:: Listed entries
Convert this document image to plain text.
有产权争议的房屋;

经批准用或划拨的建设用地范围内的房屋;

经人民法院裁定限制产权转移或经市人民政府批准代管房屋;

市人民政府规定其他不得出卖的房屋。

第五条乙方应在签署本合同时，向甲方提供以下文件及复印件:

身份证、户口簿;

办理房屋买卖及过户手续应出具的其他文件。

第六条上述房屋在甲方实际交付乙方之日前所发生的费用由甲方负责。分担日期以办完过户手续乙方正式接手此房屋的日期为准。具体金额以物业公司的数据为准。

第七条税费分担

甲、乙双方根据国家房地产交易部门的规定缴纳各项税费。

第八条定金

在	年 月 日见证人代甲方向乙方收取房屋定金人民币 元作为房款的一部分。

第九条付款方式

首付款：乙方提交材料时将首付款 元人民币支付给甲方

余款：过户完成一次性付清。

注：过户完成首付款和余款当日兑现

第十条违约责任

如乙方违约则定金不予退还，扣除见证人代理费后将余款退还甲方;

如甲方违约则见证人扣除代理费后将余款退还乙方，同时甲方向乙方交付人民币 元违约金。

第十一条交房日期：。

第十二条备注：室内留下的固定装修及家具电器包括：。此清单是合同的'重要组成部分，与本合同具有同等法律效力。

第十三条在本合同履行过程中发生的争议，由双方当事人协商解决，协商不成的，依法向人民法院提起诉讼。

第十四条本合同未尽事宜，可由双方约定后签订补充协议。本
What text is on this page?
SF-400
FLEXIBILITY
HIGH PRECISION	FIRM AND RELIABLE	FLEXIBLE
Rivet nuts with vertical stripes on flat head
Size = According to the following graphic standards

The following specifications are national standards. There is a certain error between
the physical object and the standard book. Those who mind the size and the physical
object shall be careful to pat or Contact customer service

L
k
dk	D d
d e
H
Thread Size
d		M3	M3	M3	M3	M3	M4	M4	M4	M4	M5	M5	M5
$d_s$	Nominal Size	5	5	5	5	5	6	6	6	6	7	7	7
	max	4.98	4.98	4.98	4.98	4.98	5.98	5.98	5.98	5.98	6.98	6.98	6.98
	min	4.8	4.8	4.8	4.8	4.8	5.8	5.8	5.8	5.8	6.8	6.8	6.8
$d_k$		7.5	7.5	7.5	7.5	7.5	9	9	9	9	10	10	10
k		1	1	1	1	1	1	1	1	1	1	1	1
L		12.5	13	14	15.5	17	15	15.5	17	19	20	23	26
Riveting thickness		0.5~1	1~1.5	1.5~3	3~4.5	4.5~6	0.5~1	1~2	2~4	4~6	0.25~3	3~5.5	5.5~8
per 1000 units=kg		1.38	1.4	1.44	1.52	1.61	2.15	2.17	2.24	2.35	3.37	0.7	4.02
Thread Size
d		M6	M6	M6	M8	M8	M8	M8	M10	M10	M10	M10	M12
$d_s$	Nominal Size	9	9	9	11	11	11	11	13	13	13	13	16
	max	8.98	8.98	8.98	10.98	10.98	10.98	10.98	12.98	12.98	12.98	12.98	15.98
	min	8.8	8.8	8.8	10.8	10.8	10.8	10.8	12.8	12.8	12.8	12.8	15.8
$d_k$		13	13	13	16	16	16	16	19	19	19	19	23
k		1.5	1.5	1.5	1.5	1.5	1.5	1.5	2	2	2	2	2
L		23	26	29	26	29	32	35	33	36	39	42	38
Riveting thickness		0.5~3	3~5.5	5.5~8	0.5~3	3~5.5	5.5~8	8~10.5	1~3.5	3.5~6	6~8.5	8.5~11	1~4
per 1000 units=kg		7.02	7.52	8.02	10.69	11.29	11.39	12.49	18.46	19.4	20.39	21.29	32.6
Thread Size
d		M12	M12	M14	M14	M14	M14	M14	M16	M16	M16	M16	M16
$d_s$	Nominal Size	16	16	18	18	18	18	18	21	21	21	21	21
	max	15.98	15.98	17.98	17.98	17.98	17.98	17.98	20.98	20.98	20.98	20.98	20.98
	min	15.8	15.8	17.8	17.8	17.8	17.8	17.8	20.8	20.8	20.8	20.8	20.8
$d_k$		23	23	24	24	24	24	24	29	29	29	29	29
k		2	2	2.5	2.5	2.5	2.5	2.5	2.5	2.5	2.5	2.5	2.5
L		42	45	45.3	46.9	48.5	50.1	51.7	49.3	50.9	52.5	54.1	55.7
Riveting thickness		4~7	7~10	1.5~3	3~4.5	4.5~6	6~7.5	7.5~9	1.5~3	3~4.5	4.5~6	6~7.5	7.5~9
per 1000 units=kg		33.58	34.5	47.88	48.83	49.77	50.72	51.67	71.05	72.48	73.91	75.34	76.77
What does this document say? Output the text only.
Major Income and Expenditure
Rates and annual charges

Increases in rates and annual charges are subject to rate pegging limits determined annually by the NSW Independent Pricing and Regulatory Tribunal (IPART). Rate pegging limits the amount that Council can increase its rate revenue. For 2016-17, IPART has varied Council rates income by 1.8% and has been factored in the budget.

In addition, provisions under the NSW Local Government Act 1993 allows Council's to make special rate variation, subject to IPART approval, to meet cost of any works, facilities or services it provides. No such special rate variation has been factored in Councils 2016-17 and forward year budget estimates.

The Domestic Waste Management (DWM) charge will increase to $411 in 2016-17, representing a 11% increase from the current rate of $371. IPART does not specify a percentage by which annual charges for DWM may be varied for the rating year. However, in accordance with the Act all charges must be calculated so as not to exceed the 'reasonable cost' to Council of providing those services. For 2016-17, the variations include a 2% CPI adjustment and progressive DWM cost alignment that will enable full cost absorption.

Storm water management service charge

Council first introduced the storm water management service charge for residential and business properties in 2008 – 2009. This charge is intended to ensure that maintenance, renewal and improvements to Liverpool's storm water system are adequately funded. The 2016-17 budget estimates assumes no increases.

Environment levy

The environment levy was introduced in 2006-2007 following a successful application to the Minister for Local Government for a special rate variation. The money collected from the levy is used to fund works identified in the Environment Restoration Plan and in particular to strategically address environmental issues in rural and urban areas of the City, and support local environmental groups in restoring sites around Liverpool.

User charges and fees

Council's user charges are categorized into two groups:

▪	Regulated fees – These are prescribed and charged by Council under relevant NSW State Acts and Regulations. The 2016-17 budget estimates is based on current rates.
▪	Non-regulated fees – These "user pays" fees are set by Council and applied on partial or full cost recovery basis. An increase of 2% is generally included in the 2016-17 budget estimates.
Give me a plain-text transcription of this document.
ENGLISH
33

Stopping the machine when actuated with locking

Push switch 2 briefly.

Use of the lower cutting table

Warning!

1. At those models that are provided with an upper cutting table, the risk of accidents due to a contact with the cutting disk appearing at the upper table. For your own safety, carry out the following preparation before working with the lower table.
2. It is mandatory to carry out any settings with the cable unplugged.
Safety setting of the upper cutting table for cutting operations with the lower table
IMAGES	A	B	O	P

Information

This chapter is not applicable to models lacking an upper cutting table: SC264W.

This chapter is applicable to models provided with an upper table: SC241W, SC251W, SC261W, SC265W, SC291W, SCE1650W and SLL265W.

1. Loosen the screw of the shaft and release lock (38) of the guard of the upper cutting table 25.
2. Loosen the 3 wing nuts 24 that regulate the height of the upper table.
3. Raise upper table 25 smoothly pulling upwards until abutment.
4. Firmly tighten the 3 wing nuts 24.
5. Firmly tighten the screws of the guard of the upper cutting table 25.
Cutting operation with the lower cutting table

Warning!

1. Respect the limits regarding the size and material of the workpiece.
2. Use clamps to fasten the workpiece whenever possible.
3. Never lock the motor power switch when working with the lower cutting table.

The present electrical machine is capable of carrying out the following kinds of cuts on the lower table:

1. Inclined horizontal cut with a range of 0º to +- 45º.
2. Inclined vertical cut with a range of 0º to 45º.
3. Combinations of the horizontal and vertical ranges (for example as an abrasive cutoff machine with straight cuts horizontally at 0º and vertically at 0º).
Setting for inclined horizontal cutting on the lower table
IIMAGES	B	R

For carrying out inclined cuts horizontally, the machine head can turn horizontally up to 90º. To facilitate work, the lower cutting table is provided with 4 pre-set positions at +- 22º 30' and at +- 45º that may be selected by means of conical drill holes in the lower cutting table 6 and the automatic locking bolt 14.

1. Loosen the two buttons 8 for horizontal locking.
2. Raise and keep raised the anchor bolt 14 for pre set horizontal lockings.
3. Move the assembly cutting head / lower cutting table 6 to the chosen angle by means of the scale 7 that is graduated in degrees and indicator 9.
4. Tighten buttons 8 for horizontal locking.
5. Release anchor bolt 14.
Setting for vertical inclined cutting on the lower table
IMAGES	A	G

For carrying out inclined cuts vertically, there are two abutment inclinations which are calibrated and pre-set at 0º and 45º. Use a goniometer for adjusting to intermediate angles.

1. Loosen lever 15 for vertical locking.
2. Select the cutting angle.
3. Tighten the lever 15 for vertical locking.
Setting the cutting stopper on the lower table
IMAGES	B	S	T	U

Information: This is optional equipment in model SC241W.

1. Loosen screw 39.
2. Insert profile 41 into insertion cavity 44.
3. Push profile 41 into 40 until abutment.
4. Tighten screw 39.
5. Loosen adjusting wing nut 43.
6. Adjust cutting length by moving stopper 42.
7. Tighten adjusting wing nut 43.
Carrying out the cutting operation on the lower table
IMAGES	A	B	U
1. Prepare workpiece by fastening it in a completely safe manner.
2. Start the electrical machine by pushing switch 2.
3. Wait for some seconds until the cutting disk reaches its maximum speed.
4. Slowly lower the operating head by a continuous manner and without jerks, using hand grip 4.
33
::::
Copy out every line where the word "Nominal" occurs.

$d_s$	Nominal Size	5	5	5	5	5	6	6	6	6	7	7	7
$d_s$	Nominal Size	9	9	9	11	11	11	11	13	13	13	13	16
$d_s$	Nominal Size	16	16	18	18	18	18	18	21	21	21	21	21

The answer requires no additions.